SUPPLIED MATERIAL ->
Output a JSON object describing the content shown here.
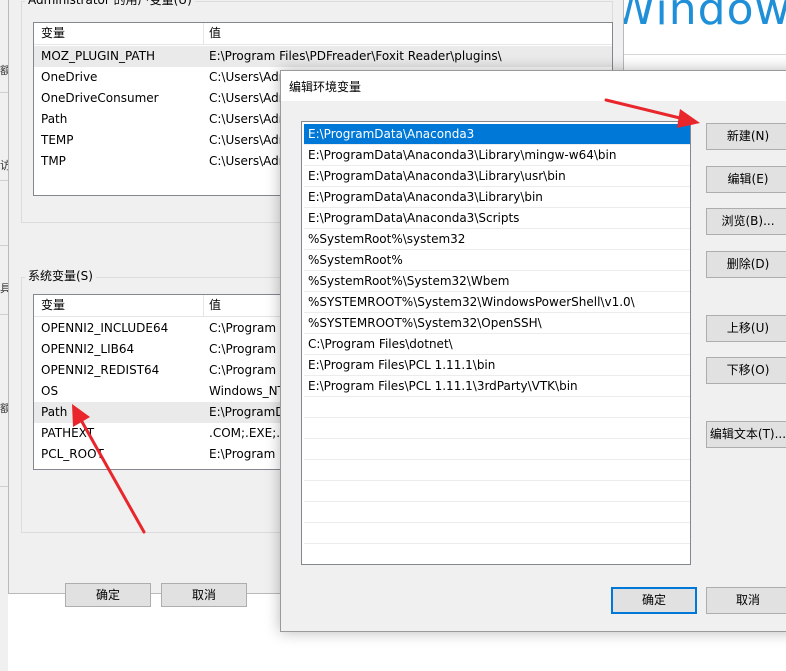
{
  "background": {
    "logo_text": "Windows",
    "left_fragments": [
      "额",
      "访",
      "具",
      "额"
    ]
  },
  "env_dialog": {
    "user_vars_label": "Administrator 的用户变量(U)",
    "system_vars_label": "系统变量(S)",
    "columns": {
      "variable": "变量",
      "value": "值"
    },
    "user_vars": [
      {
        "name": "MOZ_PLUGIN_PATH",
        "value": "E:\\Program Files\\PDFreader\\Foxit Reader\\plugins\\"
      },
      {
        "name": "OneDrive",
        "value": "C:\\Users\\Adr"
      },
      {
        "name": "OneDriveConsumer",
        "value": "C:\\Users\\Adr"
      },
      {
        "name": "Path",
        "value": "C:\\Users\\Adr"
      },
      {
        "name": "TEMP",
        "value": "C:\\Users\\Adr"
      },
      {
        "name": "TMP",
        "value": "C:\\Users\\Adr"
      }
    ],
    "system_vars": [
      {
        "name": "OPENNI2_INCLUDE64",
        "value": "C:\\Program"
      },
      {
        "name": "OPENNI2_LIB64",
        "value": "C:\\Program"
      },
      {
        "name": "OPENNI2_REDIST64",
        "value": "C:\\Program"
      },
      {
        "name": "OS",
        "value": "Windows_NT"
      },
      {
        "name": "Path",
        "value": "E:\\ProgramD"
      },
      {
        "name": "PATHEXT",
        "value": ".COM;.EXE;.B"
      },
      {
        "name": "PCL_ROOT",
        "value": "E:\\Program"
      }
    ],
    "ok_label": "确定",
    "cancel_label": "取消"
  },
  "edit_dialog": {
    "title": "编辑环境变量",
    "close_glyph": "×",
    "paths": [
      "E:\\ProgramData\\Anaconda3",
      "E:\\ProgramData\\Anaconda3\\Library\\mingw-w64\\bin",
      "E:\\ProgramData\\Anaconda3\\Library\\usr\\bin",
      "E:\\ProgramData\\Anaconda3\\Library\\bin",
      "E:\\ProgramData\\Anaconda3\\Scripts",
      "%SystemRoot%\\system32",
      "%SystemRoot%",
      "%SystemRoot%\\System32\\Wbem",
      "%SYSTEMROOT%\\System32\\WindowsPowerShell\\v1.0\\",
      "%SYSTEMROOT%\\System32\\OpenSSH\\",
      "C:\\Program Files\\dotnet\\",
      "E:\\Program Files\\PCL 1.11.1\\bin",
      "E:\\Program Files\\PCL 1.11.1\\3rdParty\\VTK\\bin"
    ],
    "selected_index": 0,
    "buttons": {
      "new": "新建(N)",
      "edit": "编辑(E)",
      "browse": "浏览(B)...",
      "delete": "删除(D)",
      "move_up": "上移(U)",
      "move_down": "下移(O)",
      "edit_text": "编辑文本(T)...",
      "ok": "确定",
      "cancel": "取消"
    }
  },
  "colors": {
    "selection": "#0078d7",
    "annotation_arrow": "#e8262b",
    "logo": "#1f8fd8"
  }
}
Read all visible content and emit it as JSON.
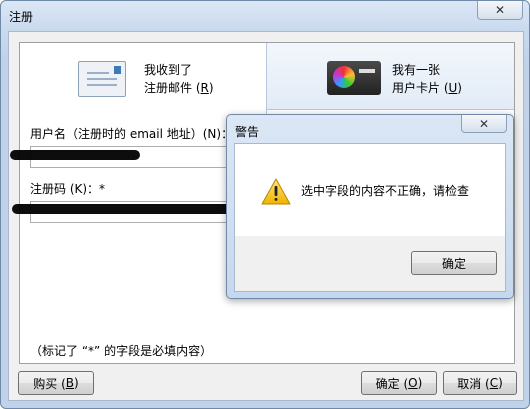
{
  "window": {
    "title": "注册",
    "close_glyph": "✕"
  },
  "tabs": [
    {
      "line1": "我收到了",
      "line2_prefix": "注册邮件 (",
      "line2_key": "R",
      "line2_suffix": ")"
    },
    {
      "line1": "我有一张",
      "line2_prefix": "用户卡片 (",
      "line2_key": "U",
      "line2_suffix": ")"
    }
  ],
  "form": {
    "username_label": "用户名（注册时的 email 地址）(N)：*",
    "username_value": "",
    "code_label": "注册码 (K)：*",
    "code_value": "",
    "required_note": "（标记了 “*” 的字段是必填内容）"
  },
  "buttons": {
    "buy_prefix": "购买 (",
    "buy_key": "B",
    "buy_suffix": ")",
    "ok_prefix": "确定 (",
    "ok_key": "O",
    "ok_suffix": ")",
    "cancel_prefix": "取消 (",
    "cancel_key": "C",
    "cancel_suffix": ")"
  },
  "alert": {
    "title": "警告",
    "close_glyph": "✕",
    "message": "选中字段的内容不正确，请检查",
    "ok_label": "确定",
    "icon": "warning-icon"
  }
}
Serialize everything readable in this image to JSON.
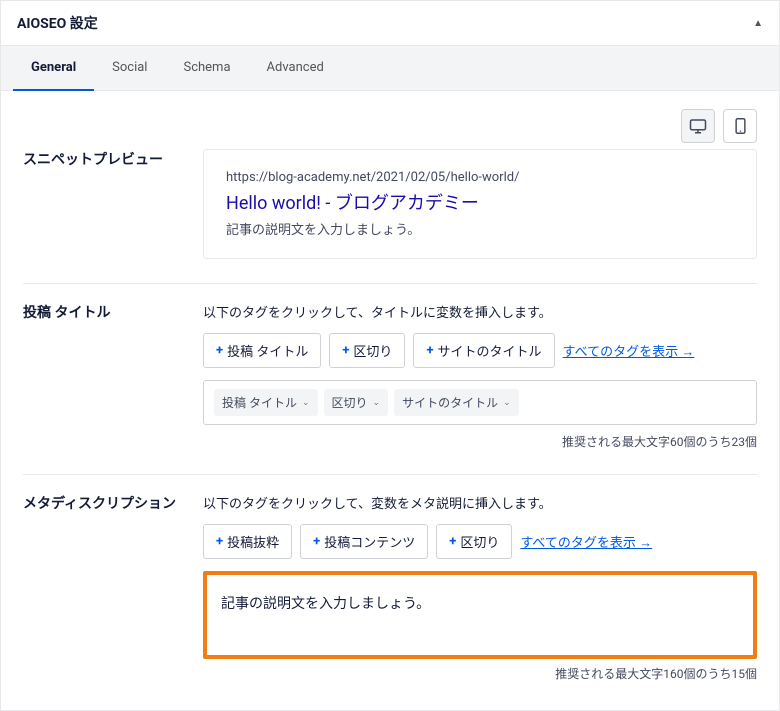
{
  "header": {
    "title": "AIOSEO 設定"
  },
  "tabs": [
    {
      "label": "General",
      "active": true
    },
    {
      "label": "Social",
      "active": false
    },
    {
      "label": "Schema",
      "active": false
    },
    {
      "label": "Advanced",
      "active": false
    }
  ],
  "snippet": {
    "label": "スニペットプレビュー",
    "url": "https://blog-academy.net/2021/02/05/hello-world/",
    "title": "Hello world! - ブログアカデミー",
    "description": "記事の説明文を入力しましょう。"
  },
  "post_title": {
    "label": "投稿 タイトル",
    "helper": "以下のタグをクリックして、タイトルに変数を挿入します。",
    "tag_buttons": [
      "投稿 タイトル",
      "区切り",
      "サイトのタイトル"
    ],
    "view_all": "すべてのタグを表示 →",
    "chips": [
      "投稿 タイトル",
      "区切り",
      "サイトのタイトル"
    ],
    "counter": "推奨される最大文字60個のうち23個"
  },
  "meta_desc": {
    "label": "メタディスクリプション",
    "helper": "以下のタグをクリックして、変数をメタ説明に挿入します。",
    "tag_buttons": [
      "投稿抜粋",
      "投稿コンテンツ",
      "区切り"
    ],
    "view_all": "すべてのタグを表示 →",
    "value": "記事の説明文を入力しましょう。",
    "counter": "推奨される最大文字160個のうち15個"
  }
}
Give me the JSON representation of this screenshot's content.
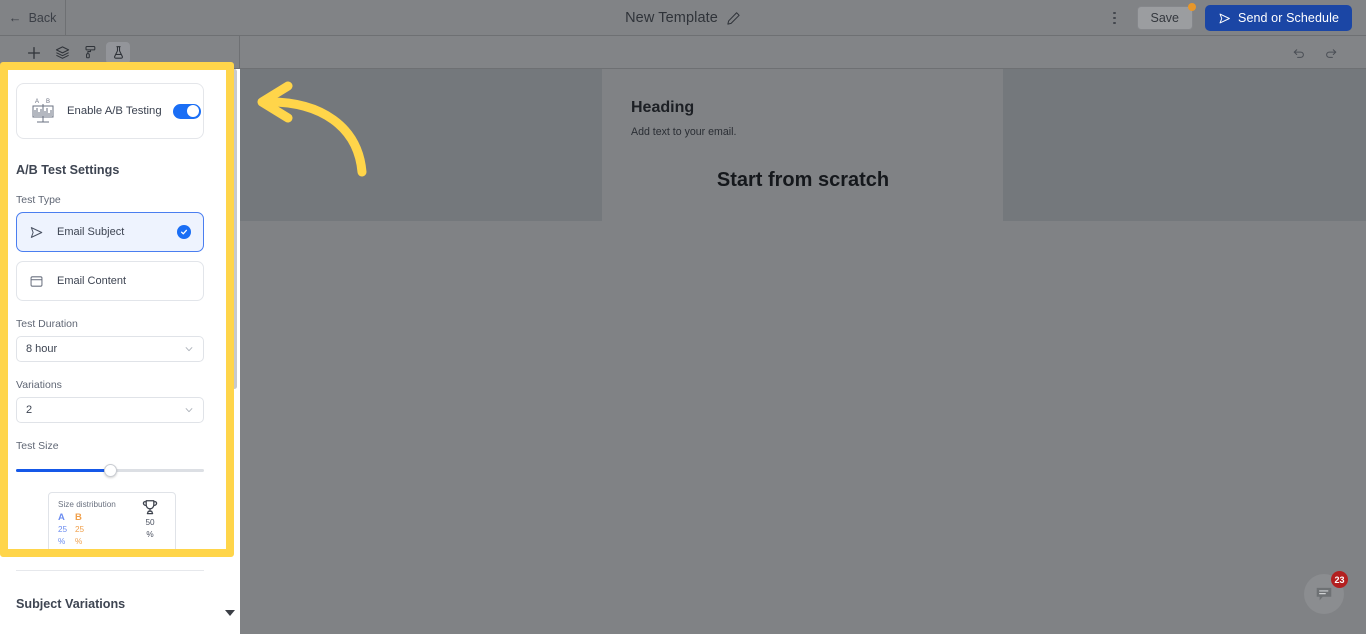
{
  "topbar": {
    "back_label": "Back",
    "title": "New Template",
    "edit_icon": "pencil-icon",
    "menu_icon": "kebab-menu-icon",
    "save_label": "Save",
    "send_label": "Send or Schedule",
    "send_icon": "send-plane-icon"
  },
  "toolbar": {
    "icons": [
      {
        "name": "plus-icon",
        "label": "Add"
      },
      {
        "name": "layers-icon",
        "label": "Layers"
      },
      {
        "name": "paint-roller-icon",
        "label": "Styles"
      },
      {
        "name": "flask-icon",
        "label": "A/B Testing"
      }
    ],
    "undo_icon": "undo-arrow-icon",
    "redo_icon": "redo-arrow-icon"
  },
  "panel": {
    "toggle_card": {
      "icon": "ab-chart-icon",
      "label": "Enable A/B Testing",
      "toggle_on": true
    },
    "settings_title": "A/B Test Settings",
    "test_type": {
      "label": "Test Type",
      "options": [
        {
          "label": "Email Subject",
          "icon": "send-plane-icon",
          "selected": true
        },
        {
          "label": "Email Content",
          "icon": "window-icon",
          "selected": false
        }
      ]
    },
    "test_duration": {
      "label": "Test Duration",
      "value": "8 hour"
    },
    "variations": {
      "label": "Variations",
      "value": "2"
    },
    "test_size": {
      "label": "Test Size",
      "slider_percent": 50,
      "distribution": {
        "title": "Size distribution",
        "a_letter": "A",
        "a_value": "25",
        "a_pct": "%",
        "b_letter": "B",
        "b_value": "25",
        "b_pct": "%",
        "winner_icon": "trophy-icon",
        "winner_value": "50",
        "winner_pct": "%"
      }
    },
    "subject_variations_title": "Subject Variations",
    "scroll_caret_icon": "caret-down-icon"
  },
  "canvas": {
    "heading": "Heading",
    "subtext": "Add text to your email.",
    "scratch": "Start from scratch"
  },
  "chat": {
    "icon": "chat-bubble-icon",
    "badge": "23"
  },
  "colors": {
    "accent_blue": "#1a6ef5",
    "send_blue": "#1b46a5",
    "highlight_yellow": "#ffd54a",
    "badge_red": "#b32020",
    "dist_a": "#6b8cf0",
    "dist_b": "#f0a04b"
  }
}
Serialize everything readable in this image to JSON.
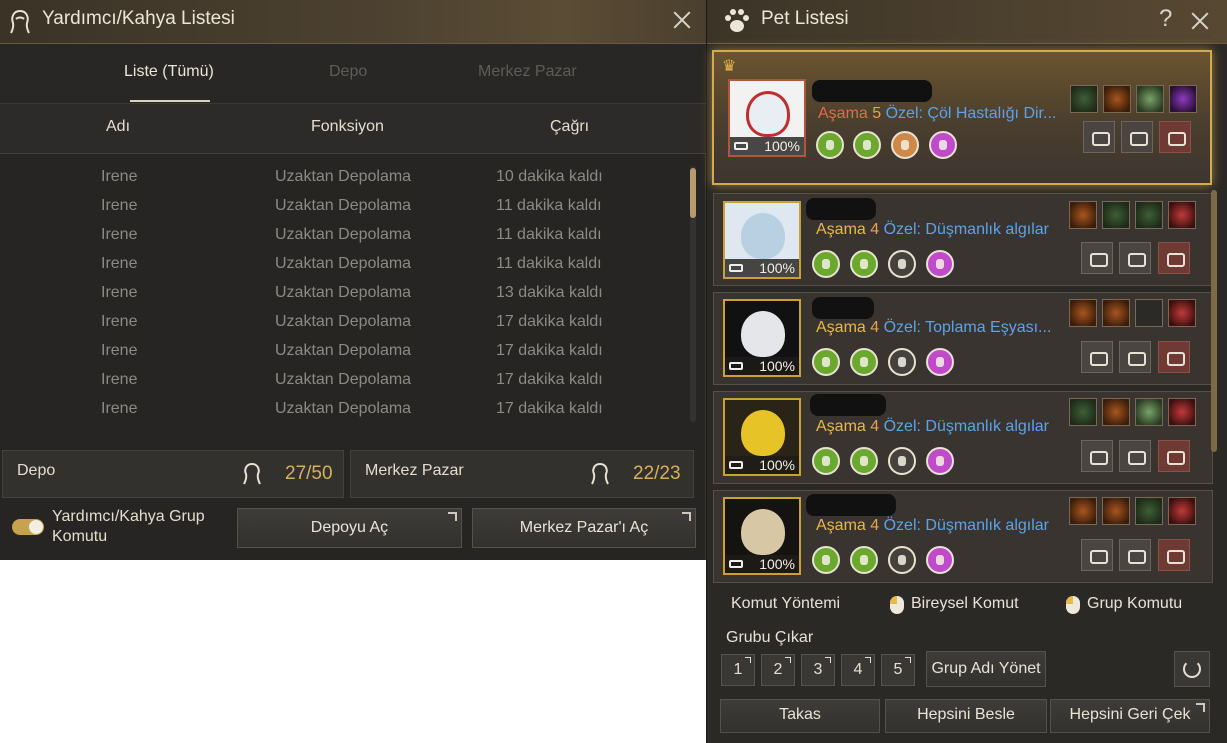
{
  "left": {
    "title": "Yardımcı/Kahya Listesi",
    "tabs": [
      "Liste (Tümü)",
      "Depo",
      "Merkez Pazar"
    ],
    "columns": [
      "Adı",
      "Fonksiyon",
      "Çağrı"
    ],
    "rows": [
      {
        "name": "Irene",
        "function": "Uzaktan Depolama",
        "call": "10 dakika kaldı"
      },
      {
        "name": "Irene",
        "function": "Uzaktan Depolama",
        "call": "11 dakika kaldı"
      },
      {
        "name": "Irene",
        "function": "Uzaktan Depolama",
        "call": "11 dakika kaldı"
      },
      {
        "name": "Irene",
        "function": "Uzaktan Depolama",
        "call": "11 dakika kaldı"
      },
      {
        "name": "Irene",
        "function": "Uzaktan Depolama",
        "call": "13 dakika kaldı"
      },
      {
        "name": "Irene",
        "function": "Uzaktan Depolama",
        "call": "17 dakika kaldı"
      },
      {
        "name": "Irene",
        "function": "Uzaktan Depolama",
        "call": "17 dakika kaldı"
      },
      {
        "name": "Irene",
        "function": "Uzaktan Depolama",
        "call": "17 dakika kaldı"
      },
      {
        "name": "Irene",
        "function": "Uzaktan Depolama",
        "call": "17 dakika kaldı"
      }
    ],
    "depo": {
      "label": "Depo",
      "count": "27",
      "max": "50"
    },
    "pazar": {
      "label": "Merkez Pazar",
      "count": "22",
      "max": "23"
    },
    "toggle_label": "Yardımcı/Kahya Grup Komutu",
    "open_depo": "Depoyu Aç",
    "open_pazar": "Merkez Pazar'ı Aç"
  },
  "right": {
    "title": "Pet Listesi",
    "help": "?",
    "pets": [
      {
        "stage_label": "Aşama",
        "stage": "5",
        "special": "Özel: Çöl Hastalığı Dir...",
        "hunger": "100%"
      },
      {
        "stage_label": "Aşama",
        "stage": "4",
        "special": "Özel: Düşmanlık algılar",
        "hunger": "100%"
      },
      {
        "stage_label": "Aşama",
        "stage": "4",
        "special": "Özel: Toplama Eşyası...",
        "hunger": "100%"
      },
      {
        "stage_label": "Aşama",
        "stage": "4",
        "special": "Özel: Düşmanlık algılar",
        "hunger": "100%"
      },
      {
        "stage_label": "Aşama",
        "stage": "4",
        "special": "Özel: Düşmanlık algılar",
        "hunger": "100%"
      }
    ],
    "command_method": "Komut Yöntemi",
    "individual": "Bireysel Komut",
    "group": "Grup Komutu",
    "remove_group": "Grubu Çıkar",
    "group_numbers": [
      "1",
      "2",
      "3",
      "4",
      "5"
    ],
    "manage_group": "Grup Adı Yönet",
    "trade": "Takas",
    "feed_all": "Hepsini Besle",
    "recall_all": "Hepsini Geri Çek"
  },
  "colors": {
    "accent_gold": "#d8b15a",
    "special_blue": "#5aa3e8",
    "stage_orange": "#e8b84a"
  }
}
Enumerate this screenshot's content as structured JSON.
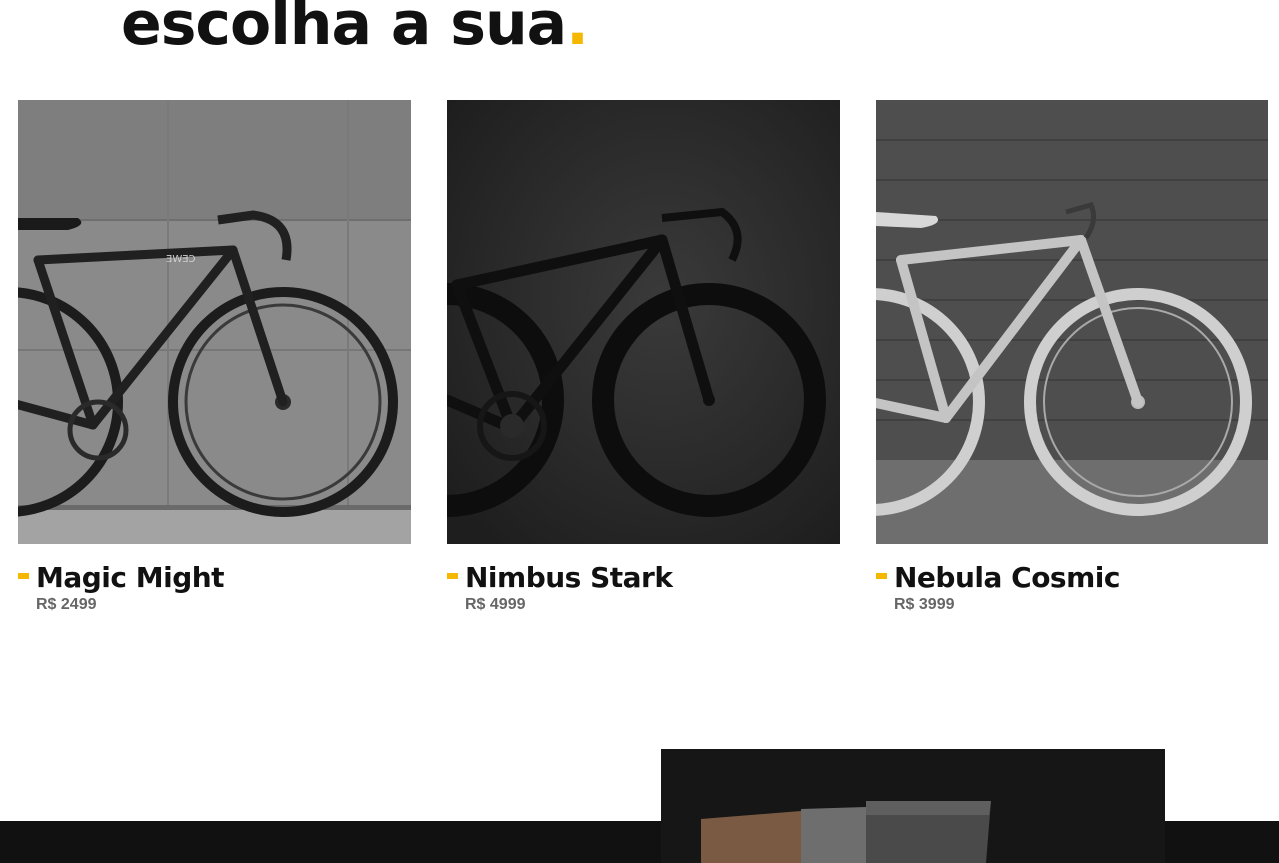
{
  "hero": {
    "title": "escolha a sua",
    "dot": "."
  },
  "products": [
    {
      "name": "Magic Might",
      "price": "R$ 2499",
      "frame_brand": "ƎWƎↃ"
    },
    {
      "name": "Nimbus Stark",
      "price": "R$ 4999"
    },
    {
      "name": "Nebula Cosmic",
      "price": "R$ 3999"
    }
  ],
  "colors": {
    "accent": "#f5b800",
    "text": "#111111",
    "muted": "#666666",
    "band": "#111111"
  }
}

YOUR OBJECTIVE -> Everything from the line with "Enumerate this screenshot's" through the end of the records above, and nothing else, is to be quoted exactly; please leave the pictures out.

CORRECT RESPONSE ->
Enumerate this screenshot's content as structured JSON.
{
  "hero": {
    "title": "escolha a sua",
    "dot": "."
  },
  "products": [
    {
      "name": "Magic Might",
      "price": "R$ 2499",
      "frame_brand": "ƎWƎↃ"
    },
    {
      "name": "Nimbus Stark",
      "price": "R$ 4999"
    },
    {
      "name": "Nebula Cosmic",
      "price": "R$ 3999"
    }
  ],
  "colors": {
    "accent": "#f5b800",
    "text": "#111111",
    "muted": "#666666",
    "band": "#111111"
  }
}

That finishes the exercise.